Records to process:
........
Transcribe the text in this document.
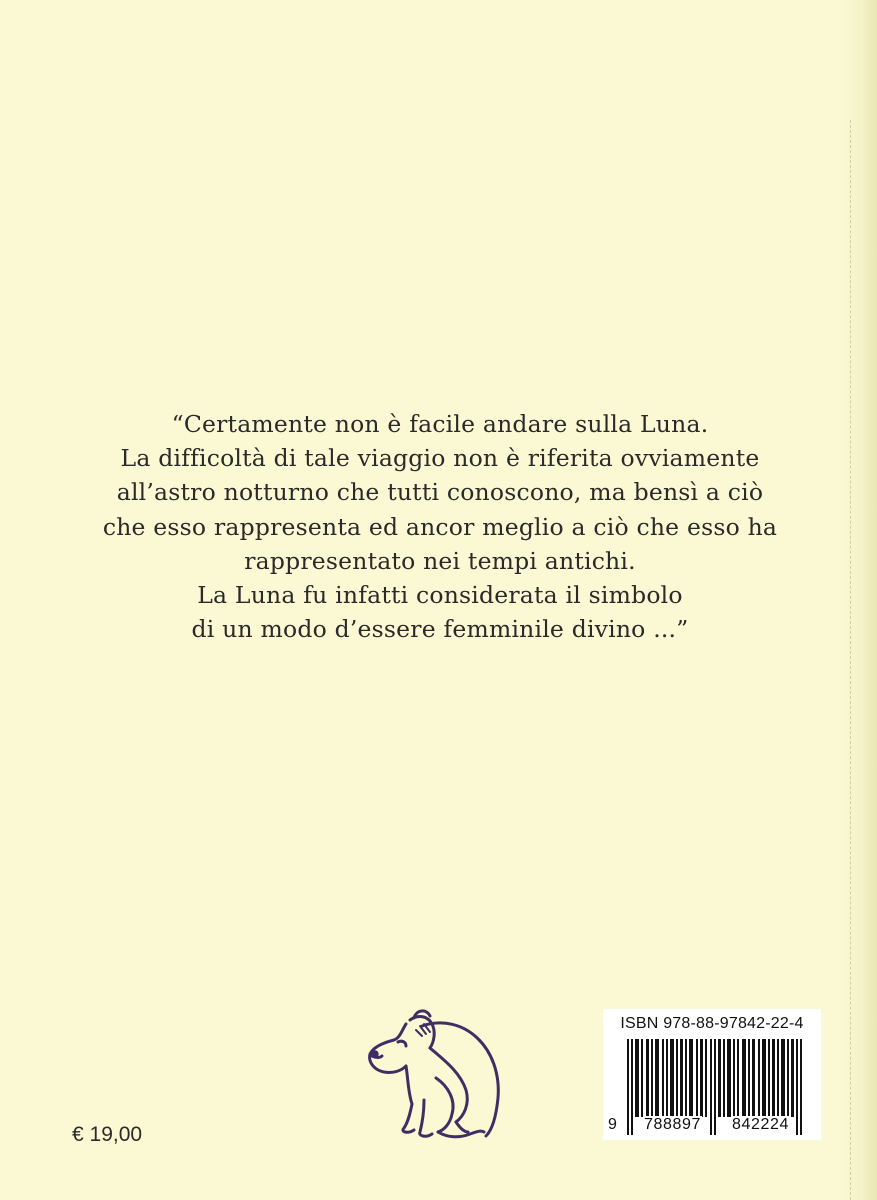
“Certamente non è facile andare sulla Luna.
La difficoltà di tale viaggio non è riferita ovviamente
all’astro notturno che tutti conoscono, ma bensì a ciò
che esso rappresenta ed ancor meglio a ciò che esso ha
rappresentato nei tempi antichi.
La Luna fu infatti considerata il simbolo
di un modo d’essere femminile divino ...”
€ 19,00
ISBN 978-88-97842-22-4
9 788897 842224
........
Stated problem:
From the material above, copy everything exactly but the pictures.

Full output:
Transcribe the text in this document.
“Certamente non è facile andare sulla Luna.
La difficoltà di tale viaggio non è riferita ovviamente
all’astro notturno che tutti conoscono, ma bensì a ciò
che esso rappresenta ed ancor meglio a ciò che esso ha
rappresentato nei tempi antichi.
La Luna fu infatti considerata il simbolo
di un modo d’essere femminile divino ...”
€ 19,00
ISBN 978-88-97842-22-4
9 788897 842224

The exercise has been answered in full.